===== Seitentext
Wohnsinn-Kolumne: Von der Kunst des Ankommens

Wohnsinn-Kolumne: Von der Kunst des Ankommens

Über körperliche Unannehmlichkeiten zu Beginn des neuen Semesters hat Linnea in ihrer letzten Wohnsinn-Kolumne geschrieben. In diesem Beitrag soll es eher um die emotionalen Herausforderungen zum Semesterstart gehen. Der Prozess des Ankommens in Regensburg nach den Ferien wird von psychologischer und philosophischer Seite her beleuchtet.
==========
===== Bereitgestellte Daten
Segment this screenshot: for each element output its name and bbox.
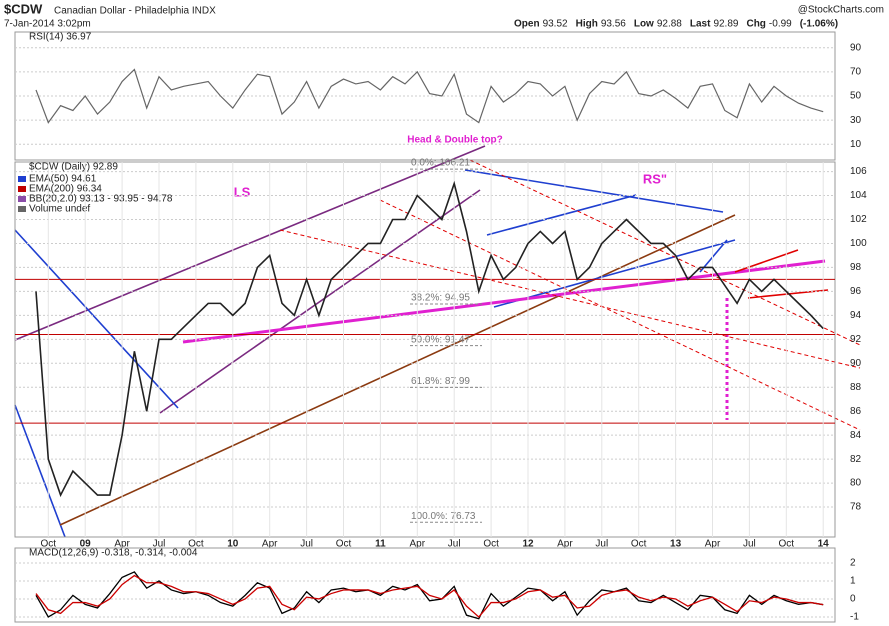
==========
* **Aufgaben**
- A) Beantworten Sie anhand des Seitentexts die folgenden Fragen:
(i) Worüber hat Linnea in ihrer letzten Wohnsinn-Kolumne geschrieben?
(ii) In welcher Stadt findet das Ankommen nach den Ferien statt?
(iii) Von welchen beiden Seiten her wird der Prozess des Ankommens beleuchtet?
- B) Erläutern Sie mit Hilfe des Seitentexts, wie sich dieser Beitrag thematisch von Linneas letzter Wohnsinn-Kolumne unterscheidet.
- C) Übersetzen Sie aus dem Seitentext den Satz „Der Prozess des Ankommens in Regensburg nach den Ferien wird von psychologischer und philosophischer Seite her beleuchtet.“ ins Englische.

* **Lösungen**
- A)
(i) Über körperliche Unannehmlichkeiten zu Beginn des neuen Semesters.
(ii) In Regensburg.
(iii) Von psychologischer und philosophischer Seite.

- B) Linneas letzte Wohnsinn-Kolumne handelte von körperlichen Unannehmlichkeiten zu Beginn des neuen Semesters. Dieser Beitrag richtet den Blick dagegen eher auf die emotionalen Herausforderungen zum Semesterstart.

- C) The process of arriving in Regensburg after the break is examined from a psychological and philosophical perspective.